▶ [Text segment]
/---
Markevitch conducts `The Golden Cockerel`

1954. Royal Opera House, London
Libretto by Vladimir Belsky after the tale by Alexander Pushkin. Sung in an English translation by Edward Agate.
Composer Nikolai Rimsky-Korsakov
Conductor Igor Markevitch
Ensemble Covent Garden Opera
Genre Opera

The Cockerel crows at Covent Garden

Covent Garden first gave the work in 1919 in English (the London premiere had been at Drury Lane) but it was only rarely revived thereafter, even though Sir Thomas Beecham conducted it both there and at the Theatre Royal. It finally reappeared, sung in English rhyming verse – though still in large part staged as a ballet – in January 1954, in a new production by the choreographer Robert Helpmann, and was revived in 1962 and 1969.The 1954 premiere took place on 7 January: one week later, the Third Programme of the BBC broadcast the opera live from the Royal Opera House, and it is that performance which is finally made available in this download.

The conductor of the work was Igor Markevitch, a very Frenchified Russian himself, who had become a protégé of Diaghilev in Paris in 1929, aged barely 17 and fresh from the École Normale.Throughout the 1930s he had established a considerable reputation as a composer – Bartók thought him the most striking figure in contemporary music – but he had abandoned composing in favour of conducting by the time he took up permanent residence in Italy, alas at the start of the Second World War. He had relocated to London in 1953, only the previous year to this broadcast, and perhaps expected to become a feature of English musical life.

Certainly, the level of discipline he secures from the ROH orchestra would suggest that much was lost to us when he thereafter decamped to Switzerland: ensemble is razor-sharp, tight corners are turned with all four wheels firmly on the road, and the effortless virtuosity of the brass – lead trumpet in particular – and the sharply characterful winds are a chastening reminder for us today that all is not progress.
\---
▶ [Information given]
/---
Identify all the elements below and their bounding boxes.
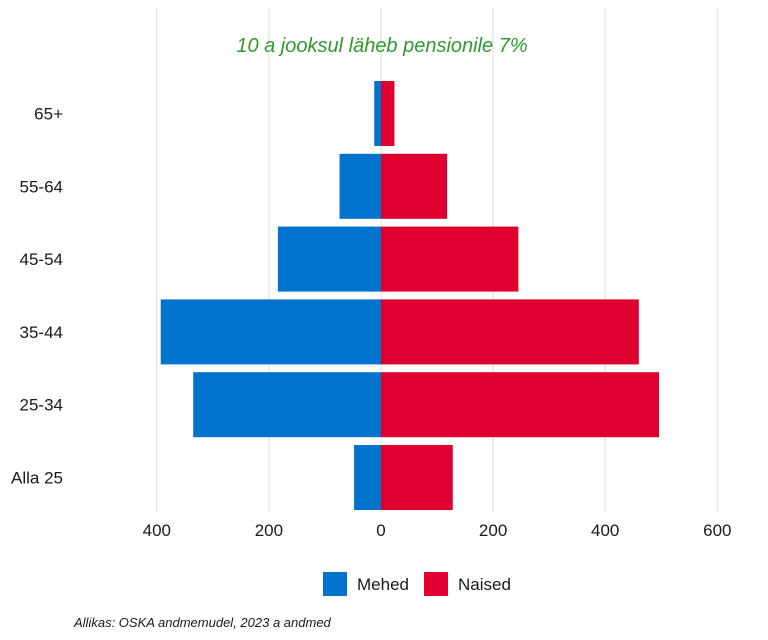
category-label: 55-64 [20,177,63,196]
category-label: 45-54 [20,250,63,269]
bars [160,81,660,510]
legend-label-mehed: Mehed [357,575,409,594]
category-label: 25-34 [20,396,63,415]
category-label: 35-44 [20,323,63,342]
category-labels: Alla 25 25-34 35-44 45-54 55-64 65+ [11,105,63,488]
bar-mehed-25-34 [193,372,381,438]
x-tick-label: 600 [703,521,731,540]
bar-naised-55-64 [381,153,448,219]
x-tick-label: 0 [376,521,385,540]
x-tick-label: 400 [143,521,171,540]
category-label: 65+ [34,105,63,124]
chart-annotation: 10 a jooksul läheb pensionile 7% [236,35,527,57]
bar-mehed-alla-25 [354,445,381,510]
bar-mehed-35-44 [160,299,381,365]
bar-mehed-65- [374,81,381,146]
x-tick-label: 200 [255,521,283,540]
legend: Mehed Naised [323,572,511,596]
bar-naised-25-34 [381,372,660,438]
bar-naised-alla-25 [381,445,453,510]
bar-mehed-55-64 [339,153,381,219]
bar-naised-35-44 [381,299,639,365]
legend-label-naised: Naised [458,575,511,594]
source-note: Allikas: OSKA andmemudel, 2023 a andmed [74,615,331,630]
bar-naised-65- [381,81,395,146]
legend-swatch-mehed [323,572,347,596]
bar-mehed-45-54 [277,226,381,292]
x-tick-label: 400 [591,521,619,540]
legend-swatch-naised [424,572,448,596]
bar-naised-45-54 [381,226,519,292]
x-tick-label: 200 [479,521,507,540]
x-axis-ticks: 400 200 0 200 400 600 [143,521,732,540]
category-label: Alla 25 [11,469,63,488]
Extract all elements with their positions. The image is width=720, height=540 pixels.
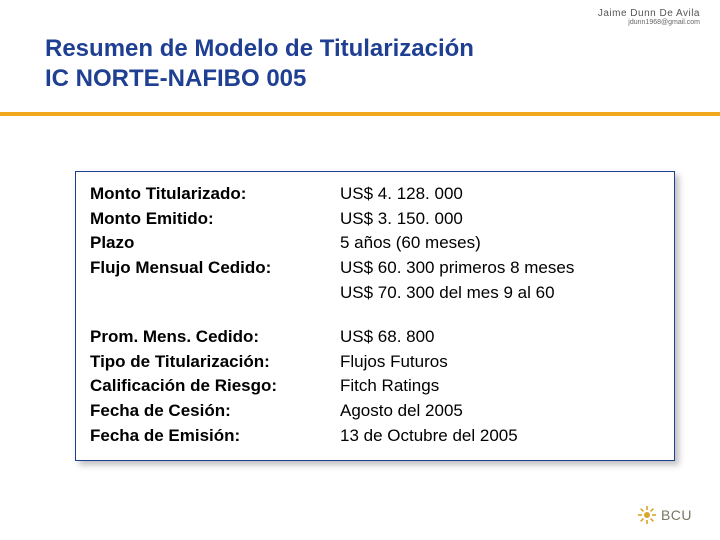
table-row: Monto Emitido: US$ 3. 150. 000 [90,207,660,232]
row-label [90,281,340,306]
row-value: 5 años (60 meses) [340,231,660,256]
table-row: Tipo de Titularización: Flujos Futuros [90,350,660,375]
row-label: Flujo Mensual Cedido: [90,256,340,281]
row-label: Fecha de Cesión: [90,399,340,424]
row-value: Fitch Ratings [340,374,660,399]
header-area: Jaime Dunn De Avila jdunn1968@gmail.com … [0,0,720,104]
author-block: Jaime Dunn De Avila jdunn1968@gmail.com [598,8,700,27]
row-value: US$ 4. 128. 000 [340,182,660,207]
table-row: Plazo 5 años (60 meses) [90,231,660,256]
row-value: US$ 60. 300 primeros 8 meses [340,256,660,281]
group-gap [90,305,660,325]
row-value: US$ 70. 300 del mes 9 al 60 [340,281,660,306]
title-line-2: IC NORTE-NAFIBO 005 [45,64,680,94]
table-row: Calificación de Riesgo: Fitch Ratings [90,374,660,399]
author-name: Jaime Dunn De Avila [598,8,700,19]
row-label: Fecha de Emisión: [90,424,340,449]
row-value: Flujos Futuros [340,350,660,375]
row-value: US$ 3. 150. 000 [340,207,660,232]
logo: BCU [638,506,692,524]
author-email: jdunn1968@gmail.com [598,19,700,27]
row-label: Monto Titularizado: [90,182,340,207]
title-block: Resumen de Modelo de Titularización IC N… [45,34,680,94]
row-value: Agosto del 2005 [340,399,660,424]
row-label: Monto Emitido: [90,207,340,232]
table-row: US$ 70. 300 del mes 9 al 60 [90,281,660,306]
table-row: Prom. Mens. Cedido: US$ 68. 800 [90,325,660,350]
title-line-1: Resumen de Modelo de Titularización [45,34,680,64]
row-value: US$ 68. 800 [340,325,660,350]
row-label: Tipo de Titularización: [90,350,340,375]
row-label: Calificación de Riesgo: [90,374,340,399]
logo-text: BCU [661,507,692,523]
table-row: Fecha de Emisión: 13 de Octubre del 2005 [90,424,660,449]
table-row: Monto Titularizado: US$ 4. 128. 000 [90,182,660,207]
row-label: Prom. Mens. Cedido: [90,325,340,350]
summary-box: Monto Titularizado: US$ 4. 128. 000 Mont… [75,171,675,461]
table-row: Fecha de Cesión: Agosto del 2005 [90,399,660,424]
divider [0,112,720,116]
row-value: 13 de Octubre del 2005 [340,424,660,449]
sun-icon [638,506,656,524]
row-label: Plazo [90,231,340,256]
table-row: Flujo Mensual Cedido: US$ 60. 300 primer… [90,256,660,281]
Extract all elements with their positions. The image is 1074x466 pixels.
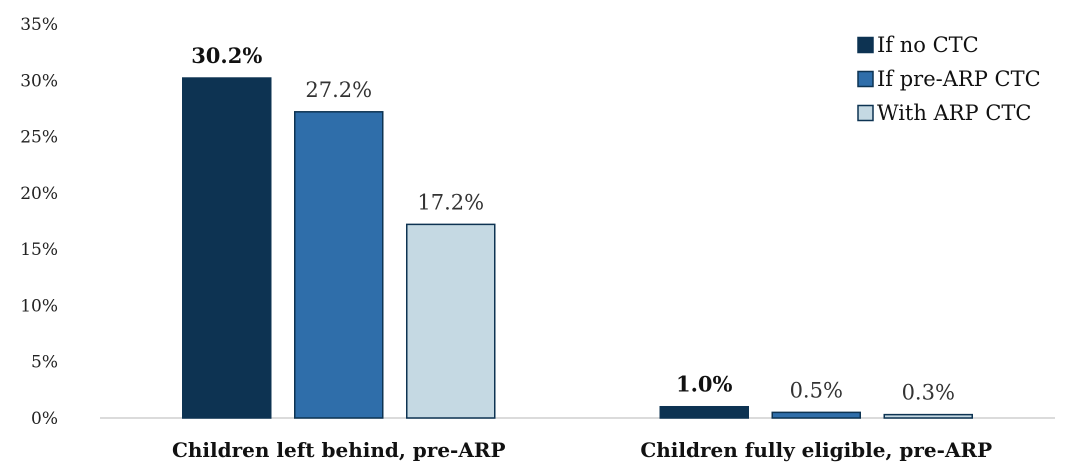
- bar: [659, 405, 749, 419]
- y-tick-label: 35%: [20, 15, 58, 35]
- legend-swatch: [857, 36, 874, 54]
- y-tick-label: 25%: [20, 128, 58, 148]
- bars-group: [182, 77, 973, 419]
- y-tick-label: 30%: [20, 71, 58, 91]
- legend-label: If pre-ARP CTC: [877, 67, 1041, 91]
- category-label: Children fully eligible, pre-ARP: [640, 438, 992, 462]
- legend-label: With ARP CTC: [877, 101, 1032, 125]
- y-tick-label: 10%: [20, 296, 58, 316]
- category-label: Children left behind, pre-ARP: [172, 438, 506, 462]
- y-tick-label: 20%: [20, 184, 58, 204]
- data-label: 17.2%: [417, 190, 484, 214]
- data-label: 30.2%: [191, 43, 262, 68]
- bar: [883, 413, 973, 419]
- y-tick-label: 0%: [31, 409, 58, 429]
- legend-swatch: [857, 70, 874, 88]
- legend-swatch: [857, 104, 874, 122]
- bar: [771, 411, 861, 419]
- y-axis-ticks: 0% 5% 10% 15% 20% 25% 30% 35%: [20, 15, 58, 429]
- y-tick-label: 5%: [31, 353, 58, 373]
- data-labels-group: 30.2% 27.2% 17.2% 1.0% 0.5% 0.3%: [191, 43, 955, 405]
- data-label: 1.0%: [676, 372, 733, 397]
- bar: [406, 223, 496, 419]
- y-tick-label: 15%: [20, 240, 58, 260]
- data-label: 0.3%: [902, 381, 955, 405]
- data-label: 27.2%: [305, 78, 372, 102]
- legend: If no CTC If pre-ARP CTC With ARP CTC: [857, 33, 1041, 125]
- data-label: 0.5%: [790, 378, 843, 402]
- category-labels-group: Children left behind, pre-ARP Children fu…: [172, 438, 992, 462]
- bar: [182, 77, 272, 419]
- legend-label: If no CTC: [877, 33, 979, 57]
- bar: [294, 111, 384, 419]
\---
▶ [What is required]
Using the text on the 1954 Covent Garden production of The Golden Cockerel, answer these:
(a) In what year did Covent Garden first stage the work?
(b) Whose protégé did Igor Markevitch become in Paris in 1929?
(c) To which country did Markevitch move after his time in London?
You won't need the items for this.

▶ [Correct response]
(a) 1919
(b) Diaghilev
(c) Switzerland